── Supplied records ──

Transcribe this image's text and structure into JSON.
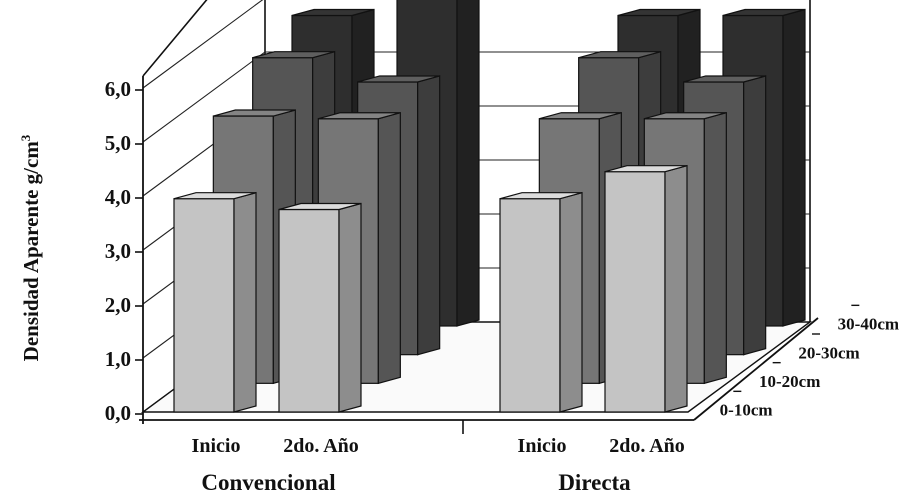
{
  "chart_data": {
    "type": "bar",
    "style": "3d-clustered",
    "ylabel_main": "Densidad Aparente g/cm",
    "ylabel_sup": "3",
    "ylim": [
      0,
      6
    ],
    "yticks": [
      "0,0",
      "1,0",
      "2,0",
      "3,0",
      "4,0",
      "5,0",
      "6,0"
    ],
    "groups": [
      {
        "name": "Convencional",
        "categories": [
          "Inicio",
          "2do. Año"
        ]
      },
      {
        "name": "Directa",
        "categories": [
          "Inicio",
          "2do. Año"
        ]
      }
    ],
    "series": [
      {
        "name": "0-10cm",
        "color": "#c4c4c4",
        "values": [
          3.95,
          3.75,
          3.95,
          4.45
        ]
      },
      {
        "name": "10-20cm",
        "color": "#767676",
        "values": [
          4.95,
          4.9,
          4.9,
          4.9
        ]
      },
      {
        "name": "20-30cm",
        "color": "#555555",
        "values": [
          5.5,
          5.05,
          5.5,
          5.05
        ]
      },
      {
        "name": "30-40cm",
        "color": "#2e2e2e",
        "values": [
          5.75,
          6.3,
          5.75,
          5.75
        ]
      }
    ],
    "grid": true
  }
}
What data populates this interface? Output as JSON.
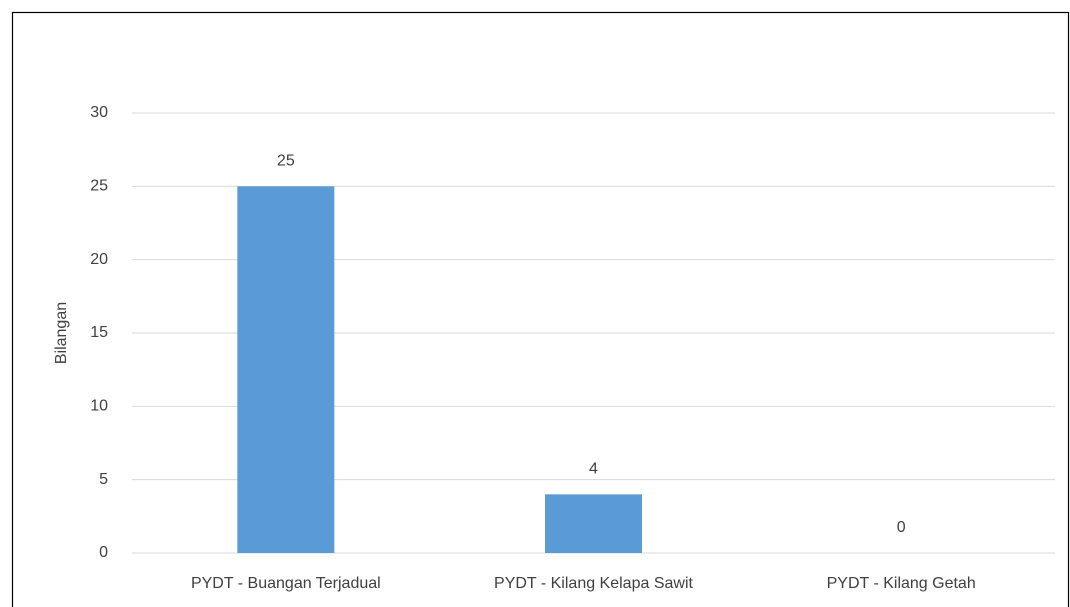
{
  "chart_data": {
    "type": "bar",
    "y_label": "Bilangan",
    "categories": [
      "PYDT - Buangan Terjadual",
      "PYDT - Kilang Kelapa Sawit",
      "PYDT - Kilang Getah"
    ],
    "values": [
      25,
      4,
      0
    ],
    "color": "#5b9bd5",
    "ylim": [
      0,
      30
    ],
    "yticks": [
      0,
      5,
      10,
      15,
      20,
      25,
      30
    ],
    "grid": true
  }
}
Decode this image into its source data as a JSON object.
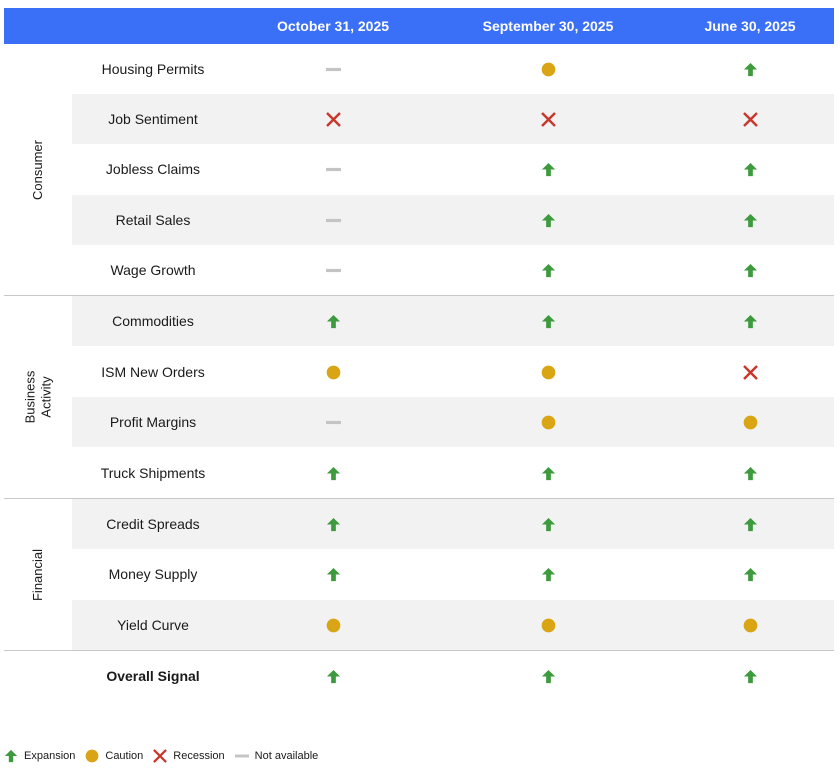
{
  "header": {
    "col1": "October 31, 2025",
    "col2": "September 30, 2025",
    "col3": "June 30, 2025"
  },
  "groups": {
    "consumer": "Consumer",
    "business_line1": "Business",
    "business_line2": "Activity",
    "financial": "Financial"
  },
  "colors": {
    "expansion": "#3d9a3d",
    "caution": "#d9a514",
    "recession": "#c8372b",
    "not_available": "#c4c4c4",
    "header_bg": "#3a6ff7"
  },
  "chart_data": {
    "type": "table",
    "columns": [
      "October 31, 2025",
      "September 30, 2025",
      "June 30, 2025"
    ],
    "rows": [
      {
        "group": "Consumer",
        "label": "Housing Permits",
        "values": [
          "not_available",
          "caution",
          "expansion"
        ]
      },
      {
        "group": "Consumer",
        "label": "Job Sentiment",
        "values": [
          "recession",
          "recession",
          "recession"
        ]
      },
      {
        "group": "Consumer",
        "label": "Jobless Claims",
        "values": [
          "not_available",
          "expansion",
          "expansion"
        ]
      },
      {
        "group": "Consumer",
        "label": "Retail Sales",
        "values": [
          "not_available",
          "expansion",
          "expansion"
        ]
      },
      {
        "group": "Consumer",
        "label": "Wage Growth",
        "values": [
          "not_available",
          "expansion",
          "expansion"
        ]
      },
      {
        "group": "Business Activity",
        "label": "Commodities",
        "values": [
          "expansion",
          "expansion",
          "expansion"
        ]
      },
      {
        "group": "Business Activity",
        "label": "ISM New Orders",
        "values": [
          "caution",
          "caution",
          "recession"
        ]
      },
      {
        "group": "Business Activity",
        "label": "Profit Margins",
        "values": [
          "not_available",
          "caution",
          "caution"
        ]
      },
      {
        "group": "Business Activity",
        "label": "Truck Shipments",
        "values": [
          "expansion",
          "expansion",
          "expansion"
        ]
      },
      {
        "group": "Financial",
        "label": "Credit Spreads",
        "values": [
          "expansion",
          "expansion",
          "expansion"
        ]
      },
      {
        "group": "Financial",
        "label": "Money Supply",
        "values": [
          "expansion",
          "expansion",
          "expansion"
        ]
      },
      {
        "group": "Financial",
        "label": "Yield Curve",
        "values": [
          "caution",
          "caution",
          "caution"
        ]
      },
      {
        "group": "",
        "label": "Overall Signal",
        "values": [
          "expansion",
          "expansion",
          "expansion"
        ]
      }
    ]
  },
  "legend": {
    "expansion": "Expansion",
    "caution": "Caution",
    "recession": "Recession",
    "not_available": "Not available"
  }
}
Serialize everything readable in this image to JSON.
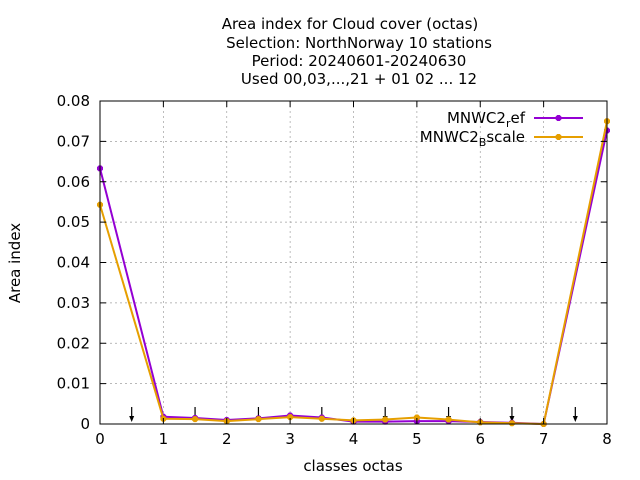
{
  "chart_data": {
    "type": "line",
    "title_lines": [
      "Area index  for Cloud cover (octas)",
      "Selection: NorthNorway      10 stations",
      "Period: 20240601-20240630",
      "Used 00,03,...,21 + 01 02 ... 12"
    ],
    "xlabel": "classes octas",
    "ylabel": "Area index",
    "xlim": [
      0,
      8
    ],
    "ylim": [
      0,
      0.08
    ],
    "x_ticks": [
      0,
      1,
      2,
      3,
      4,
      5,
      6,
      7,
      8
    ],
    "y_ticks": [
      0,
      0.01,
      0.02,
      0.03,
      0.04,
      0.05,
      0.06,
      0.07,
      0.08
    ],
    "y_tick_labels": [
      "0",
      "0.01",
      "0.02",
      "0.03",
      "0.04",
      "0.05",
      "0.06",
      "0.07",
      "0.08"
    ],
    "grid": true,
    "legend_position": "top-right",
    "arrow_markers_x": [
      0.5,
      1.5,
      2.5,
      3.5,
      4.5,
      5.5,
      6.5,
      7.5
    ],
    "x": [
      0,
      1,
      1.5,
      2,
      2.5,
      3,
      3.5,
      4,
      4.5,
      5,
      5.5,
      6,
      6.5,
      7,
      8
    ],
    "series": [
      {
        "name_main": "MNWC2",
        "name_sub": "r",
        "name_rest": "ef",
        "color": "#9400d3",
        "values": [
          0.0633,
          0.0018,
          0.0015,
          0.001,
          0.0014,
          0.0021,
          0.0016,
          0.0006,
          0.0006,
          0.0007,
          0.0007,
          0.0005,
          0.0003,
          0.0,
          0.0727
        ]
      },
      {
        "name_main": "MNWC2",
        "name_sub": "B",
        "name_rest": "scale",
        "color": "#e69f00",
        "values": [
          0.0543,
          0.0013,
          0.0012,
          0.0007,
          0.0012,
          0.0017,
          0.0013,
          0.0009,
          0.0011,
          0.0016,
          0.0011,
          0.0004,
          0.0002,
          0.0,
          0.075
        ]
      }
    ]
  }
}
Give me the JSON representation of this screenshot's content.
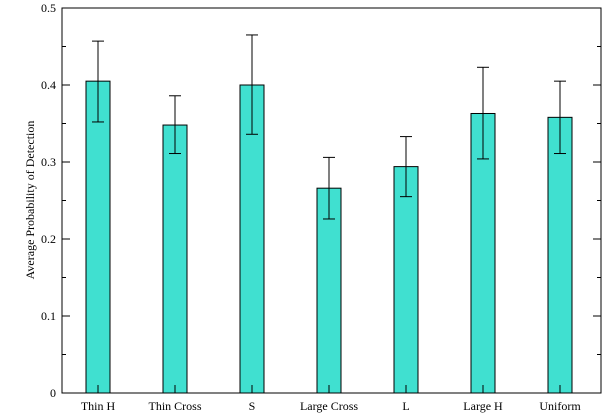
{
  "chart_data": {
    "type": "bar",
    "title": "",
    "xlabel": "",
    "ylabel": "Average Probability of Detection",
    "ylim": [
      0,
      0.5
    ],
    "yticks": [
      "0",
      "0.1",
      "0.2",
      "0.3",
      "0.4",
      "0.5"
    ],
    "categories": [
      "Thin H",
      "Thin Cross",
      "S",
      "Large Cross",
      "L",
      "Large H",
      "Uniform"
    ],
    "values": [
      0.405,
      0.348,
      0.4,
      0.266,
      0.294,
      0.363,
      0.358
    ],
    "error_low": [
      0.352,
      0.311,
      0.336,
      0.226,
      0.255,
      0.304,
      0.311
    ],
    "error_high": [
      0.457,
      0.386,
      0.465,
      0.306,
      0.333,
      0.423,
      0.405
    ],
    "bar_color": "#40e0d0",
    "grid": false,
    "legend": "none"
  }
}
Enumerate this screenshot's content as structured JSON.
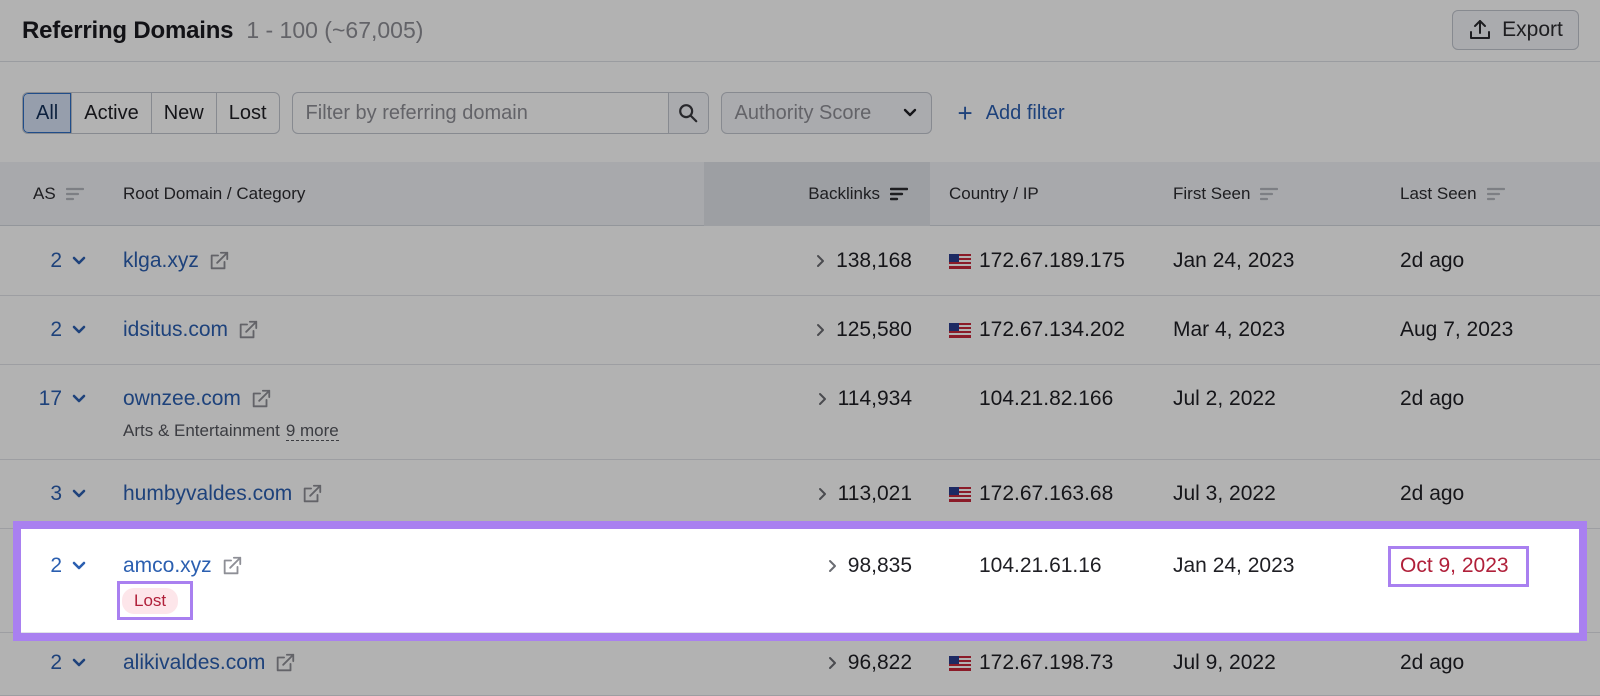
{
  "header": {
    "title": "Referring Domains",
    "count": "1 - 100 (~67,005)",
    "export_label": "Export"
  },
  "filters": {
    "segments": [
      "All",
      "Active",
      "New",
      "Lost"
    ],
    "active_segment": "All",
    "search_placeholder": "Filter by referring domain",
    "authority_label": "Authority Score",
    "add_filter_label": "Add filter"
  },
  "table": {
    "columns": {
      "as": "AS",
      "domain": "Root Domain / Category",
      "backlinks": "Backlinks",
      "country": "Country / IP",
      "first_seen": "First Seen",
      "last_seen": "Last Seen"
    },
    "rows": [
      {
        "as": "2",
        "domain": "klga.xyz",
        "category": "",
        "more": "",
        "backlinks": "138,168",
        "flag": "us",
        "ip": "172.67.189.175",
        "first_seen": "Jan 24, 2023",
        "last_seen": "2d ago"
      },
      {
        "as": "2",
        "domain": "idsitus.com",
        "category": "",
        "more": "",
        "backlinks": "125,580",
        "flag": "us",
        "ip": "172.67.134.202",
        "first_seen": "Mar 4, 2023",
        "last_seen": "Aug 7, 2023"
      },
      {
        "as": "17",
        "domain": "ownzee.com",
        "category": "Arts & Entertainment",
        "more": "9 more",
        "backlinks": "114,934",
        "flag": "",
        "ip": "104.21.82.166",
        "first_seen": "Jul 2, 2022",
        "last_seen": "2d ago"
      },
      {
        "as": "3",
        "domain": "humbyvaldes.com",
        "category": "",
        "more": "",
        "backlinks": "113,021",
        "flag": "us",
        "ip": "172.67.163.68",
        "first_seen": "Jul 3, 2022",
        "last_seen": "2d ago"
      },
      {
        "as": "2",
        "domain": "amco.xyz",
        "category": "",
        "more": "",
        "status": "Lost",
        "backlinks": "98,835",
        "flag": "",
        "ip": "104.21.61.16",
        "first_seen": "Jan 24, 2023",
        "last_seen": "Oct 9, 2023"
      },
      {
        "as": "2",
        "domain": "alikivaldes.com",
        "category": "",
        "more": "",
        "backlinks": "96,822",
        "flag": "us",
        "ip": "172.67.198.73",
        "first_seen": "Jul 9, 2022",
        "last_seen": "2d ago"
      }
    ]
  },
  "colors": {
    "link": "#2b5fb0",
    "highlight": "#a980f0",
    "lost": "#b0203a"
  }
}
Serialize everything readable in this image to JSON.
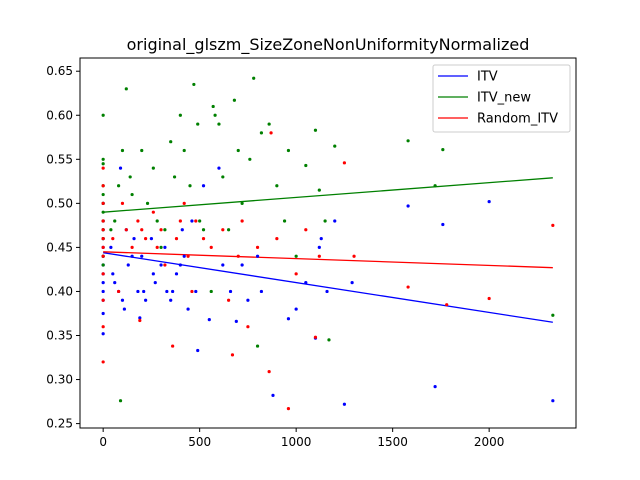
{
  "chart_data": {
    "type": "scatter",
    "title": "original_glszm_SizeZoneNonUniformityNormalized",
    "xlabel": "",
    "ylabel": "",
    "xlim": [
      -120,
      2450
    ],
    "ylim": [
      0.245,
      0.665
    ],
    "x_ticks": [
      0,
      500,
      1000,
      1500,
      2000
    ],
    "x_tick_labels": [
      "0",
      "500",
      "1000",
      "1500",
      "2000"
    ],
    "y_ticks": [
      0.25,
      0.3,
      0.35,
      0.4,
      0.45,
      0.5,
      0.55,
      0.6,
      0.65
    ],
    "y_tick_labels": [
      "0.25",
      "0.30",
      "0.35",
      "0.40",
      "0.45",
      "0.50",
      "0.55",
      "0.60",
      "0.65"
    ],
    "grid": false,
    "legend_position": "top-right",
    "series": [
      {
        "name": "ITV",
        "color": "#0000ff",
        "points": [
          [
            0,
            0.352
          ],
          [
            0,
            0.375
          ],
          [
            0,
            0.39
          ],
          [
            0,
            0.4
          ],
          [
            0,
            0.41
          ],
          [
            0,
            0.42
          ],
          [
            0,
            0.43
          ],
          [
            0,
            0.44
          ],
          [
            0,
            0.45
          ],
          [
            0,
            0.46
          ],
          [
            0,
            0.47
          ],
          [
            0,
            0.48
          ],
          [
            0,
            0.5
          ],
          [
            40,
            0.45
          ],
          [
            50,
            0.42
          ],
          [
            60,
            0.41
          ],
          [
            80,
            0.4
          ],
          [
            90,
            0.54
          ],
          [
            100,
            0.39
          ],
          [
            110,
            0.38
          ],
          [
            120,
            0.47
          ],
          [
            130,
            0.43
          ],
          [
            150,
            0.44
          ],
          [
            160,
            0.46
          ],
          [
            180,
            0.4
          ],
          [
            190,
            0.37
          ],
          [
            200,
            0.44
          ],
          [
            210,
            0.4
          ],
          [
            220,
            0.39
          ],
          [
            250,
            0.46
          ],
          [
            260,
            0.42
          ],
          [
            270,
            0.41
          ],
          [
            300,
            0.43
          ],
          [
            320,
            0.45
          ],
          [
            330,
            0.4
          ],
          [
            350,
            0.39
          ],
          [
            360,
            0.4
          ],
          [
            380,
            0.42
          ],
          [
            400,
            0.43
          ],
          [
            410,
            0.47
          ],
          [
            420,
            0.44
          ],
          [
            440,
            0.38
          ],
          [
            460,
            0.48
          ],
          [
            480,
            0.4
          ],
          [
            490,
            0.333
          ],
          [
            520,
            0.52
          ],
          [
            550,
            0.368
          ],
          [
            600,
            0.54
          ],
          [
            620,
            0.43
          ],
          [
            660,
            0.4
          ],
          [
            690,
            0.366
          ],
          [
            720,
            0.43
          ],
          [
            750,
            0.39
          ],
          [
            800,
            0.44
          ],
          [
            820,
            0.4
          ],
          [
            880,
            0.282
          ],
          [
            960,
            0.369
          ],
          [
            1000,
            0.38
          ],
          [
            1050,
            0.41
          ],
          [
            1100,
            0.347
          ],
          [
            1120,
            0.45
          ],
          [
            1130,
            0.46
          ],
          [
            1160,
            0.4
          ],
          [
            1200,
            0.48
          ],
          [
            1250,
            0.272
          ],
          [
            1290,
            0.41
          ],
          [
            1580,
            0.497
          ],
          [
            1720,
            0.292
          ],
          [
            1760,
            0.476
          ],
          [
            2000,
            0.502
          ],
          [
            2330,
            0.276
          ]
        ],
        "trend": {
          "x": [
            0,
            2330
          ],
          "y": [
            0.444,
            0.365
          ]
        }
      },
      {
        "name": "ITV_new",
        "color": "#008000",
        "points": [
          [
            0,
            0.6
          ],
          [
            0,
            0.55
          ],
          [
            0,
            0.545
          ],
          [
            0,
            0.52
          ],
          [
            0,
            0.51
          ],
          [
            0,
            0.5
          ],
          [
            0,
            0.49
          ],
          [
            0,
            0.48
          ],
          [
            0,
            0.47
          ],
          [
            0,
            0.46
          ],
          [
            0,
            0.44
          ],
          [
            0,
            0.43
          ],
          [
            40,
            0.47
          ],
          [
            60,
            0.48
          ],
          [
            80,
            0.52
          ],
          [
            90,
            0.276
          ],
          [
            100,
            0.56
          ],
          [
            120,
            0.63
          ],
          [
            140,
            0.53
          ],
          [
            150,
            0.51
          ],
          [
            200,
            0.56
          ],
          [
            230,
            0.5
          ],
          [
            260,
            0.54
          ],
          [
            280,
            0.48
          ],
          [
            300,
            0.45
          ],
          [
            320,
            0.47
          ],
          [
            350,
            0.57
          ],
          [
            370,
            0.53
          ],
          [
            400,
            0.6
          ],
          [
            420,
            0.56
          ],
          [
            450,
            0.52
          ],
          [
            470,
            0.635
          ],
          [
            490,
            0.59
          ],
          [
            500,
            0.48
          ],
          [
            520,
            0.47
          ],
          [
            560,
            0.4
          ],
          [
            570,
            0.61
          ],
          [
            580,
            0.6
          ],
          [
            600,
            0.59
          ],
          [
            620,
            0.53
          ],
          [
            650,
            0.47
          ],
          [
            680,
            0.617
          ],
          [
            700,
            0.56
          ],
          [
            720,
            0.5
          ],
          [
            760,
            0.55
          ],
          [
            780,
            0.642
          ],
          [
            800,
            0.338
          ],
          [
            820,
            0.58
          ],
          [
            860,
            0.59
          ],
          [
            900,
            0.52
          ],
          [
            940,
            0.48
          ],
          [
            960,
            0.56
          ],
          [
            1000,
            0.44
          ],
          [
            1050,
            0.543
          ],
          [
            1100,
            0.583
          ],
          [
            1120,
            0.515
          ],
          [
            1150,
            0.48
          ],
          [
            1170,
            0.345
          ],
          [
            1200,
            0.565
          ],
          [
            1580,
            0.571
          ],
          [
            1720,
            0.52
          ],
          [
            1760,
            0.561
          ],
          [
            2330,
            0.373
          ]
        ],
        "trend": {
          "x": [
            0,
            2330
          ],
          "y": [
            0.49,
            0.529
          ]
        }
      },
      {
        "name": "Random_ITV",
        "color": "#ff0000",
        "points": [
          [
            0,
            0.32
          ],
          [
            0,
            0.36
          ],
          [
            0,
            0.39
          ],
          [
            0,
            0.42
          ],
          [
            0,
            0.44
          ],
          [
            0,
            0.45
          ],
          [
            0,
            0.46
          ],
          [
            0,
            0.47
          ],
          [
            0,
            0.48
          ],
          [
            0,
            0.5
          ],
          [
            0,
            0.52
          ],
          [
            0,
            0.54
          ],
          [
            50,
            0.46
          ],
          [
            80,
            0.4
          ],
          [
            100,
            0.5
          ],
          [
            120,
            0.47
          ],
          [
            150,
            0.45
          ],
          [
            180,
            0.48
          ],
          [
            190,
            0.367
          ],
          [
            200,
            0.47
          ],
          [
            220,
            0.46
          ],
          [
            260,
            0.49
          ],
          [
            280,
            0.45
          ],
          [
            300,
            0.47
          ],
          [
            320,
            0.43
          ],
          [
            360,
            0.338
          ],
          [
            380,
            0.46
          ],
          [
            400,
            0.48
          ],
          [
            420,
            0.5
          ],
          [
            440,
            0.44
          ],
          [
            460,
            0.4
          ],
          [
            480,
            0.48
          ],
          [
            520,
            0.46
          ],
          [
            560,
            0.45
          ],
          [
            620,
            0.47
          ],
          [
            650,
            0.39
          ],
          [
            670,
            0.328
          ],
          [
            700,
            0.44
          ],
          [
            720,
            0.48
          ],
          [
            750,
            0.36
          ],
          [
            800,
            0.45
          ],
          [
            860,
            0.309
          ],
          [
            870,
            0.58
          ],
          [
            900,
            0.46
          ],
          [
            960,
            0.267
          ],
          [
            1000,
            0.42
          ],
          [
            1050,
            0.47
          ],
          [
            1100,
            0.348
          ],
          [
            1120,
            0.44
          ],
          [
            1250,
            0.546
          ],
          [
            1300,
            0.44
          ],
          [
            1580,
            0.405
          ],
          [
            1780,
            0.385
          ],
          [
            2000,
            0.392
          ],
          [
            2330,
            0.475
          ]
        ],
        "trend": {
          "x": [
            0,
            2330
          ],
          "y": [
            0.445,
            0.427
          ]
        }
      }
    ]
  }
}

───

Copy every line in the entries above that has the string "October" in it.

Written solution>
    "col1": "October 31, 2025",
      "October 31, 2025",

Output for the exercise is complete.